_Exercise directions_
Collect all lines from the records below that include the word "again".

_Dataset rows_
====

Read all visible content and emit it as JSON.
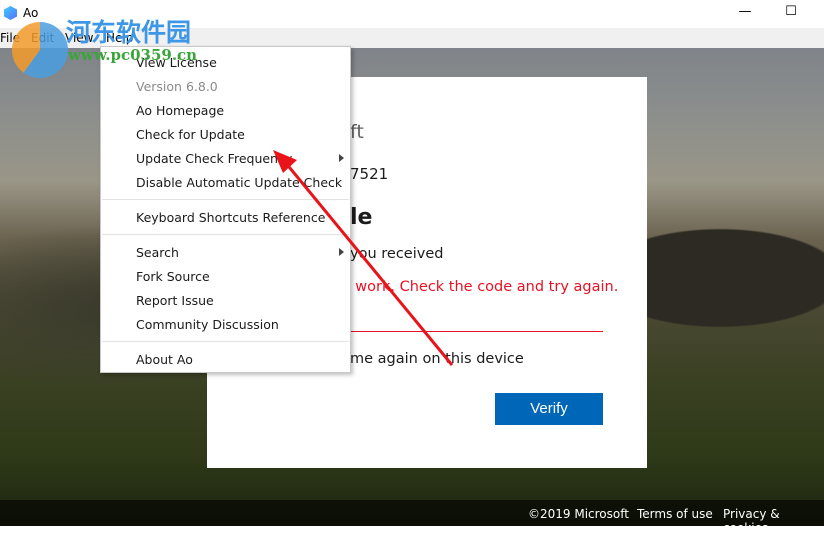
{
  "window": {
    "title": "Ao",
    "minimize": "—",
    "maximize": "☐"
  },
  "menubar": [
    "File",
    "Edit",
    "View",
    "Help"
  ],
  "help_menu": {
    "groups": [
      [
        {
          "label": "View License"
        },
        {
          "label": "Version 6.8.0",
          "disabled": true
        },
        {
          "label": "Ao Homepage"
        },
        {
          "label": "Check for Update"
        },
        {
          "label": "Update Check Frequency",
          "submenu": true
        },
        {
          "label": "Disable Automatic Update Check"
        }
      ],
      [
        {
          "label": "Keyboard Shortcuts Reference"
        }
      ],
      [
        {
          "label": "Search",
          "submenu": true
        },
        {
          "label": "Fork Source"
        },
        {
          "label": "Report Issue"
        },
        {
          "label": "Community Discussion"
        }
      ],
      [
        {
          "label": "About Ao"
        }
      ]
    ]
  },
  "card": {
    "brand_fragment": "ft",
    "number_fragment": "7521",
    "heading_fragment": "le",
    "instruction_fragment": "you received",
    "error_fragment": "'t work. Check the code and try again.",
    "remember_fragment": "me again on this device",
    "verify_label": "Verify",
    "error_color": "#e81123",
    "accent_color": "#0067b8"
  },
  "footer": {
    "copyright": "©2019 Microsoft",
    "terms": "Terms of use",
    "privacy": "Privacy & cookies"
  },
  "watermark": {
    "cn": "河东软件园",
    "url": "www.pc0359.cn"
  }
}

====

_Reply to the task_
    "error_fragment": "'t work. Check the code and try again.",
    "remember_fragment": "me again on this device",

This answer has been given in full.